A landmark strategic review of the satellite and fixed-wireless programs that will make the NBN available to rural and low-density areas has found that the launch of NBN Co’s satellites is at risk of delay and a fixed wireless program is at “significant risk” of not meeting its start dates.

The programs will now cost $5.2bn between 2011 and 2021, about $1.2 bn more than NBN Co had predicted in its 2012-15 corporate plan.

As foreshadowed in The Australian today, the NBN Co has been forced to triple its connections to the bush after a strategic review found that between 440,00 and 620,000 connections will be required -- but NBN Co’s 2012 to 2015 corporate plan had only prepared for connections to about 230,000.

The company will be forced to almost double the number of wireless base stations from 1400 to 2700 -- risking a protest from local communities and councils, though NBN Co will try and find ways of sharing towers with mobile phone operators.

It will also extend the reach of the fibre-to-the-node network to reach up to 25,000 premises that would have otherwise had a fixed-wireless or satellite connection.

Without these measures, there would be a shortfall of about 200,000 who would not be able to get a service.

Leaving hundreds of thousands of people unable to get super-fast broadband under the NBN would be a particular headache for a Coalition government given its dominance in regional areas.

As well, NBN Co does not have radio spectrum rights in urban-fringe areas, but will have to get it to be able to provide fixed-wireless NBN to about 80,000 premises in areas like the Gold Coast hinterland. The government-owned company now has to secure this spectrum and, if it fails to do so and more fibre has to be rolled out, this would blow out the costs of the NBN rollout by hundreds of millions of dollars.

§ **What needs to be done**:
Quote everything in the NBN article above from "It will also" down to "in regional areas.".

§ **Entries**:
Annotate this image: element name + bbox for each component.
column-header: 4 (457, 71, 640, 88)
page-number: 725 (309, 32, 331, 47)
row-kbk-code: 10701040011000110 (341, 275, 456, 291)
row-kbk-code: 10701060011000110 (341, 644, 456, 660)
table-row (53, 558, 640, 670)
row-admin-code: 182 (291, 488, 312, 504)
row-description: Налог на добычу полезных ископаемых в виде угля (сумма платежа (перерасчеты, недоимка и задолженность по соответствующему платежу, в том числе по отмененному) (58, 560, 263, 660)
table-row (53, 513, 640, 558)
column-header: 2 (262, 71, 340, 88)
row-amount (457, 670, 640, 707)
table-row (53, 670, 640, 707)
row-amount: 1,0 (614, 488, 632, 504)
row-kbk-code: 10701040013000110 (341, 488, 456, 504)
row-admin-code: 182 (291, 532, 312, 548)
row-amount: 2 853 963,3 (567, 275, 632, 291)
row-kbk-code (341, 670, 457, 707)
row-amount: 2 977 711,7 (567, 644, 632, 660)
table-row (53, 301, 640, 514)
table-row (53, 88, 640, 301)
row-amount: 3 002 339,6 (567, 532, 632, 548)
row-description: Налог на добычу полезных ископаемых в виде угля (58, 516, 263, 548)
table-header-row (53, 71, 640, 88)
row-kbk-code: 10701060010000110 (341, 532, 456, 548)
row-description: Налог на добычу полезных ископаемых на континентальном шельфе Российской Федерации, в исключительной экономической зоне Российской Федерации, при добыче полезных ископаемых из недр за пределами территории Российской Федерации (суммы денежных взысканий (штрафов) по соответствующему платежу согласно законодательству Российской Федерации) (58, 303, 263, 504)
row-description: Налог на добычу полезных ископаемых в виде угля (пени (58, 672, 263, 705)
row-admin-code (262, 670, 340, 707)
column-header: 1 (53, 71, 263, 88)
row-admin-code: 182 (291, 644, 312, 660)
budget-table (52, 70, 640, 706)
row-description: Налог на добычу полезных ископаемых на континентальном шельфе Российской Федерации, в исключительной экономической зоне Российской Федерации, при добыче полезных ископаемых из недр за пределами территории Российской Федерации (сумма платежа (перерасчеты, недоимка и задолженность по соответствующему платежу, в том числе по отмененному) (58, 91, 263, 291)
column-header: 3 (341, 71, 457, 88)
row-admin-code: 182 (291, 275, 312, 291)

§ **Correct output**:
It will also extend the reach of the fibre-to-the-node network to reach up to 25,000 premises that would have otherwise had a fixed-wireless or satellite connection.

Without these measures, there would be a shortfall of about 200,000 who would not be able to get a service.

Leaving hundreds of thousands of people unable to get super-fast broadband under the NBN would be a particular headache for a Coalition government given its dominance in regional areas.